**WHAT THE TASK REQUIRES**
Listed below are entries; give the number of lines among them that include "Marzo", and only that number.

==*==

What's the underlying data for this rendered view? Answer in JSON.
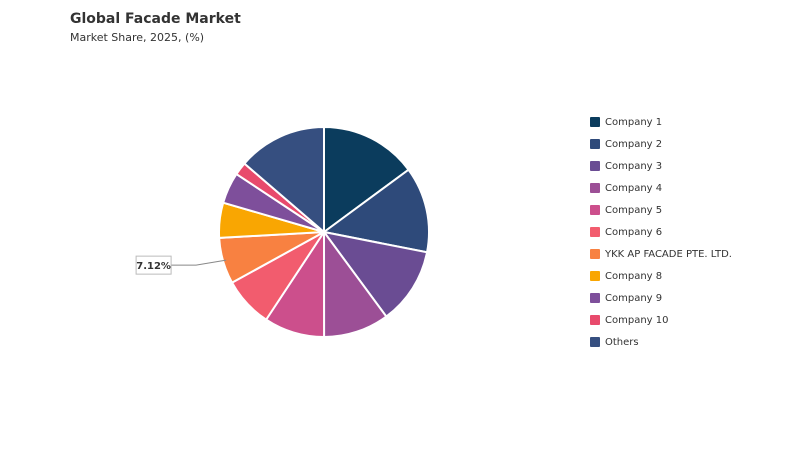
{
  "chart_data": {
    "type": "pie",
    "title": "Global Facade Market",
    "subtitle": "Market Share, 2025, (%)",
    "categories": [
      "Company 1",
      "Company 2",
      "Company 3",
      "Company 4",
      "Company 5",
      "Company 6",
      "YKK AP FACADE PTE. LTD.",
      "Company 8",
      "Company 9",
      "Company 10",
      "Others"
    ],
    "values": [
      14.9,
      13.2,
      11.8,
      10.1,
      9.3,
      7.7,
      7.12,
      5.4,
      4.8,
      2.0,
      13.7
    ],
    "value_labels": [
      null,
      null,
      null,
      null,
      null,
      null,
      "7.12%",
      null,
      null,
      null,
      null
    ],
    "colors": [
      "#0b3c5d",
      "#2e4a7a",
      "#6a4c93",
      "#9c4f96",
      "#cc4f8c",
      "#f25c6e",
      "#f88141",
      "#f9a602",
      "#7e4f9b",
      "#e84a6c",
      "#364f80"
    ],
    "legend": "right"
  }
}
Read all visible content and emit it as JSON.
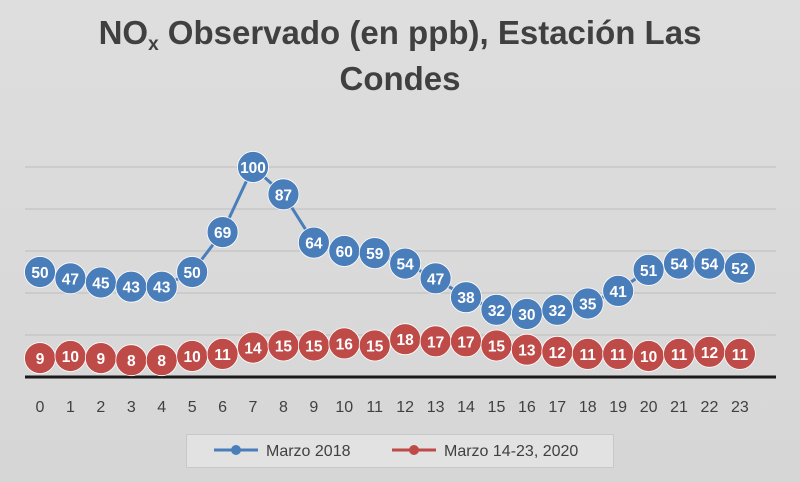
{
  "chart_data": {
    "type": "line",
    "title_main": "NO",
    "title_sub": "x",
    "title_rest": " Observado (en ppb), Estación Las",
    "title_line2": "Condes",
    "categories": [
      "0",
      "1",
      "2",
      "3",
      "4",
      "5",
      "6",
      "7",
      "8",
      "9",
      "10",
      "11",
      "12",
      "13",
      "14",
      "15",
      "16",
      "17",
      "18",
      "19",
      "20",
      "21",
      "22",
      "23"
    ],
    "ylim": [
      0,
      110
    ],
    "grid": true,
    "legend_position": "bottom",
    "series": [
      {
        "name": "Marzo 2018",
        "color": "#4a7ebb",
        "values": [
          50,
          47,
          45,
          43,
          43,
          50,
          69,
          100,
          87,
          64,
          60,
          59,
          54,
          47,
          38,
          32,
          30,
          32,
          35,
          41,
          51,
          54,
          54,
          52
        ]
      },
      {
        "name": "Marzo 14-23, 2020",
        "color": "#be4b48",
        "values": [
          9,
          10,
          9,
          8,
          8,
          10,
          11,
          14,
          15,
          15,
          16,
          15,
          18,
          17,
          17,
          15,
          13,
          12,
          11,
          11,
          10,
          11,
          12,
          11
        ]
      }
    ]
  }
}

==*==

**WRITTEN SOLUTION**
2